Each entry must be reproduced precisely as it stands.

— start Information given —

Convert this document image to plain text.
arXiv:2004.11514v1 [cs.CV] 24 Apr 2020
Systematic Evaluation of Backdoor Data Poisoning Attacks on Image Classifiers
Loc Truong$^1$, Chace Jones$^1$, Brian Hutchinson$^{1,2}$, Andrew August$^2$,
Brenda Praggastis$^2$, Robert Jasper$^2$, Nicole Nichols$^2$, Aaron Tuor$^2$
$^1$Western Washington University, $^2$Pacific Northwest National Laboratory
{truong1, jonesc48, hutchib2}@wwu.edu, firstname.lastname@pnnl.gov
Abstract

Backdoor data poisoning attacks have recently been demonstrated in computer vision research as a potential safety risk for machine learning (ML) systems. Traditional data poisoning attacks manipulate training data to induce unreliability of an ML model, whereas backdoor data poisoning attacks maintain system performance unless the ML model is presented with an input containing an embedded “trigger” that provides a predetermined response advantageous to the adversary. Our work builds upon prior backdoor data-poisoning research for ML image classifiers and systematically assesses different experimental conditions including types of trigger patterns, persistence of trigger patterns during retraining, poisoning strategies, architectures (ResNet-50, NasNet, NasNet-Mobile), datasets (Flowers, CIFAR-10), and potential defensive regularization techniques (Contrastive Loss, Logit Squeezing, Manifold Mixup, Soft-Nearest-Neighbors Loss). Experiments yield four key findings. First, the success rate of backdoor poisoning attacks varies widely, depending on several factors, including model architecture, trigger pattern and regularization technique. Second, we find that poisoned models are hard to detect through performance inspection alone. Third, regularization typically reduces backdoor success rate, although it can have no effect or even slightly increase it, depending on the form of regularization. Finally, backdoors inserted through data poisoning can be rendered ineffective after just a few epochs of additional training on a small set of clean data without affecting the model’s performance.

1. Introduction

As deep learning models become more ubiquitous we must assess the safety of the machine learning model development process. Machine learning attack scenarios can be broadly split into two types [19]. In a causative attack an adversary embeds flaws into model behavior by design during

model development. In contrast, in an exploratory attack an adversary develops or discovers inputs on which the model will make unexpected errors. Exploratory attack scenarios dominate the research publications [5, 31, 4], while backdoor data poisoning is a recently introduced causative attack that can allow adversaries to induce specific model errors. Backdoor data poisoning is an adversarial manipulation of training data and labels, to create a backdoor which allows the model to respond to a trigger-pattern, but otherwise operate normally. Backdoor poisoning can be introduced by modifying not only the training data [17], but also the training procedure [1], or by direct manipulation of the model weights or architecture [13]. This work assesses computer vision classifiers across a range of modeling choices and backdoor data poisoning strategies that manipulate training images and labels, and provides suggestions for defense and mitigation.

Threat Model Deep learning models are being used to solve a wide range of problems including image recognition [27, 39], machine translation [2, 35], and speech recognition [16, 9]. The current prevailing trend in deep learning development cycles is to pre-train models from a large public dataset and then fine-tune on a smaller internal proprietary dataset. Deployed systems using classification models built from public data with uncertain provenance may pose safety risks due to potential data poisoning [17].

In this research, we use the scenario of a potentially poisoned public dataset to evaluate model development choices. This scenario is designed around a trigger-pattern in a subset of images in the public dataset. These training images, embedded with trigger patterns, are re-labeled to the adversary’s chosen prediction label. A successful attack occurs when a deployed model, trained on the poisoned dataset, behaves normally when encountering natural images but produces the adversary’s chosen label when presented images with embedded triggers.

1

— end Information given —

◆ Exercise output:
Convert this document image to plain text.
arXiv:2004.11514v1 [cs.CV] 24 Apr 2020
Systematic Evaluation of Backdoor Data Poisoning Attacks on Image Classifiers
Loc Truong$^1$, Chace Jones$^1$, Brian Hutchinson$^{1,2}$, Andrew August$^2$,
Brenda Praggastis$^2$, Robert Jasper$^2$, Nicole Nichols$^2$, Aaron Tuor$^2$
$^1$Western Washington University, $^2$Pacific Northwest National Laboratory
{truong1, jonesc48, hutchib2}@wwu.edu, firstname.lastname@pnnl.gov
Abstract

Backdoor data poisoning attacks have recently been demonstrated in computer vision research as a potential safety risk for machine learning (ML) systems. Traditional data poisoning attacks manipulate training data to induce unreliability of an ML model, whereas backdoor data poisoning attacks maintain system performance unless the ML model is presented with an input containing an embedded “trigger” that provides a predetermined response advantageous to the adversary. Our work builds upon prior backdoor data-poisoning research for ML image classifiers and systematically assesses different experimental conditions including types of trigger patterns, persistence of trigger patterns during retraining, poisoning strategies, architectures (ResNet-50, NasNet, NasNet-Mobile), datasets (Flowers, CIFAR-10), and potential defensive regularization techniques (Contrastive Loss, Logit Squeezing, Manifold Mixup, Soft-Nearest-Neighbors Loss). Experiments yield four key findings. First, the success rate of backdoor poisoning attacks varies widely, depending on several factors, including model architecture, trigger pattern and regularization technique. Second, we find that poisoned models are hard to detect through performance inspection alone. Third, regularization typically reduces backdoor success rate, although it can have no effect or even slightly increase it, depending on the form of regularization. Finally, backdoors inserted through data poisoning can be rendered ineffective after just a few epochs of additional training on a small set of clean data without affecting the model’s performance.

1. Introduction

As deep learning models become more ubiquitous we must assess the safety of the machine learning model development process. Machine learning attack scenarios can be broadly split into two types [19]. In a causative attack an adversary embeds flaws into model behavior by design during

model development. In contrast, in an exploratory attack an adversary develops or discovers inputs on which the model will make unexpected errors. Exploratory attack scenarios dominate the research publications [5, 31, 4], while backdoor data poisoning is a recently introduced causative attack that can allow adversaries to induce specific model errors. Backdoor data poisoning is an adversarial manipulation of training data and labels, to create a backdoor which allows the model to respond to a trigger-pattern, but otherwise operate normally. Backdoor poisoning can be introduced by modifying not only the training data [17], but also the training procedure [1], or by direct manipulation of the model weights or architecture [13]. This work assesses computer vision classifiers across a range of modeling choices and backdoor data poisoning strategies that manipulate training images and labels, and provides suggestions for defense and mitigation.

Threat Model Deep learning models are being used to solve a wide range of problems including image recognition [27, 39], machine translation [2, 35], and speech recognition [16, 9]. The current prevailing trend in deep learning development cycles is to pre-train models from a large public dataset and then fine-tune on a smaller internal proprietary dataset. Deployed systems using classification models built from public data with uncertain provenance may pose safety risks due to potential data poisoning [17].

In this research, we use the scenario of a potentially poisoned public dataset to evaluate model development choices. This scenario is designed around a trigger-pattern in a subset of images in the public dataset. These training images, embedded with trigger patterns, are re-labeled to the adversary’s chosen prediction label. A successful attack occurs when a deployed model, trained on the poisoned dataset, behaves normally when encountering natural images but produces the adversary’s chosen label when presented images with embedded triggers.

1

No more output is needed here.